#### [GIVEN EXERCISE]
Show all lines from the listing below that contain "alle".

(Stored dataset items)
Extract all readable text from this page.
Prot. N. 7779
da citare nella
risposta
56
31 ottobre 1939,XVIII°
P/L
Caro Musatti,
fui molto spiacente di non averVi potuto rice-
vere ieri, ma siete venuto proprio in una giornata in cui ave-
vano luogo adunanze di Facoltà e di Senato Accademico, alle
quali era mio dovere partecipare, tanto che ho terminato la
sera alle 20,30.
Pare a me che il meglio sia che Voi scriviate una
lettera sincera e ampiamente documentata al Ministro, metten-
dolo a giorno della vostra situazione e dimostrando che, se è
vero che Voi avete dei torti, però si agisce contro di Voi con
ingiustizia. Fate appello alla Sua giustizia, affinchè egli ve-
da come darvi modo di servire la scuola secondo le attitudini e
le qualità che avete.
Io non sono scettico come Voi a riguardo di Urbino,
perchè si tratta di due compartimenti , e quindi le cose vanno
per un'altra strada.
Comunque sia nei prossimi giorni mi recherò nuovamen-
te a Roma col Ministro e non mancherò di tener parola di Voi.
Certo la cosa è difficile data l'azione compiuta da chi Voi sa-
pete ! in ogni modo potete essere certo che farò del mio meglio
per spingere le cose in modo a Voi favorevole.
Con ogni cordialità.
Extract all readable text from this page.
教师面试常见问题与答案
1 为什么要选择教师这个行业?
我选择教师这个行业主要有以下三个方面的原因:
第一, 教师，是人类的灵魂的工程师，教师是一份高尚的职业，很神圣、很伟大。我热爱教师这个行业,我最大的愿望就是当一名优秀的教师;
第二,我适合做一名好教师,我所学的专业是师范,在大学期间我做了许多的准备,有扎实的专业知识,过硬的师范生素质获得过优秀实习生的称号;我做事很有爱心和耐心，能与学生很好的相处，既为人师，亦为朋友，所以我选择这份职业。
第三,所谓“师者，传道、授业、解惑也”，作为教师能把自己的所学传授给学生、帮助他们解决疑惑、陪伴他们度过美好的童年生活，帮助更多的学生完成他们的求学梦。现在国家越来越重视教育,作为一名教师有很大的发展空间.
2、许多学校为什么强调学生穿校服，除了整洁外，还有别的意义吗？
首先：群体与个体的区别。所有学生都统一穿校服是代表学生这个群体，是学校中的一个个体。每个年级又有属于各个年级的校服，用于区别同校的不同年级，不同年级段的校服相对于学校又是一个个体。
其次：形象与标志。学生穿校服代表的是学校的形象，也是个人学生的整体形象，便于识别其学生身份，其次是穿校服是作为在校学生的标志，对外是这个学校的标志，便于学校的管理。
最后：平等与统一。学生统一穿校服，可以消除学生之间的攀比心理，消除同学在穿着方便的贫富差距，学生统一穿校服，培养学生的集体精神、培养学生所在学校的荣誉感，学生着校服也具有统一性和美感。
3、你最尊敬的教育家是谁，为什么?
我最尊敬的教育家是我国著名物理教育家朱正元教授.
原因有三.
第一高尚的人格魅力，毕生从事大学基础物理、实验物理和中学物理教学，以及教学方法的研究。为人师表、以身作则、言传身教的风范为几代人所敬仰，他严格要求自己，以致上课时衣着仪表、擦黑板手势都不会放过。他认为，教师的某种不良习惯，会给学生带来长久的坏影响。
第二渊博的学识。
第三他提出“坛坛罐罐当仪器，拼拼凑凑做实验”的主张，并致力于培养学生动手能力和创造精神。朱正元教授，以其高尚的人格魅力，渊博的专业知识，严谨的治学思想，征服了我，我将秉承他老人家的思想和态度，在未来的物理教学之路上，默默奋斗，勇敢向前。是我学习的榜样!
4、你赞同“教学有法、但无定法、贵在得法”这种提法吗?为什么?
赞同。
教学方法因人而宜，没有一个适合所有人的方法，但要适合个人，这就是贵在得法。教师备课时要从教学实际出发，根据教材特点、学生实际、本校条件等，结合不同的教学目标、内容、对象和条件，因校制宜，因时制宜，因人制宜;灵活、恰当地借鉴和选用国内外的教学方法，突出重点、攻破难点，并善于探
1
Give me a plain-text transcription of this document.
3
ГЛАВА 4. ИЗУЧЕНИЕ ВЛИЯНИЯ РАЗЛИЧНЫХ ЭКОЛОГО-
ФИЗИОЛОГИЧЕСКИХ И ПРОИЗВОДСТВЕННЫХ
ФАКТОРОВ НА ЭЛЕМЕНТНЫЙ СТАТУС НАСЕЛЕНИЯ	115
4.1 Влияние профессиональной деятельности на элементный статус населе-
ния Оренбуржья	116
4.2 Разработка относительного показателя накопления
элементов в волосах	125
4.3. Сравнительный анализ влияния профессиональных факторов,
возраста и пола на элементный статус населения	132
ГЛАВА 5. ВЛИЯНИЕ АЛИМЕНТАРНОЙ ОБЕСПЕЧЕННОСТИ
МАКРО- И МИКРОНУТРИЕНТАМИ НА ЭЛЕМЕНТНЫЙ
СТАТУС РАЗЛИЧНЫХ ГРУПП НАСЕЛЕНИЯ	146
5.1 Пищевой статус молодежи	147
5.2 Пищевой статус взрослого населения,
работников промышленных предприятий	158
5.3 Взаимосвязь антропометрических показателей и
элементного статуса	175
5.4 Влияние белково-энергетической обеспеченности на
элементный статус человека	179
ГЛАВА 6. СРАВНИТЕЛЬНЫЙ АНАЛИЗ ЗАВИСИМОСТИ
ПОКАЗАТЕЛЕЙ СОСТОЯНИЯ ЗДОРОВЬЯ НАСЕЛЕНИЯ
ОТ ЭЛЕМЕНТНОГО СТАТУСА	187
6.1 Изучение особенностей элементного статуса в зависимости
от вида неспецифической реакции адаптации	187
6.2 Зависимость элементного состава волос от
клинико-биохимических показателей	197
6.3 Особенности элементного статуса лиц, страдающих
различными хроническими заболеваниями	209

#### [WRITTEN ANSWER]
vano luogo adunanze di Facoltà e di Senato Accademico, alle
sera alle 20,30.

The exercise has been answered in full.